Short task:
Count how many lines hold the string "label", and give only that number.
* Start Given information *
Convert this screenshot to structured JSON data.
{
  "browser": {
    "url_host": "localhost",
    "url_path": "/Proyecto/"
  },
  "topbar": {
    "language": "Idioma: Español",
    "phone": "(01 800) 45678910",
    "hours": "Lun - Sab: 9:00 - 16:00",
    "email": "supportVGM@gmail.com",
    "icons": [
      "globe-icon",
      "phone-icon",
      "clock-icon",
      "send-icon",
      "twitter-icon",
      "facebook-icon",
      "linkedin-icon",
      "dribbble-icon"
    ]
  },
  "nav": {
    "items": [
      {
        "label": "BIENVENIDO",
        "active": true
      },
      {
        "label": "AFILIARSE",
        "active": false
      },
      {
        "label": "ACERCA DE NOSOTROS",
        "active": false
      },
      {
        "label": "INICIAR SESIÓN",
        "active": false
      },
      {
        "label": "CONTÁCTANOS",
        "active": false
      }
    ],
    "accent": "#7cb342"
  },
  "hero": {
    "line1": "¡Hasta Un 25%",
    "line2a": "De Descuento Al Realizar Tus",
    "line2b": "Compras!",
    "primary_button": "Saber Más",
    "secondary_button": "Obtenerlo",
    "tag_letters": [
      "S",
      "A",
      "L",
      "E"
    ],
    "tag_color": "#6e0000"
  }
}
* End Given information *
Exercise solution:
5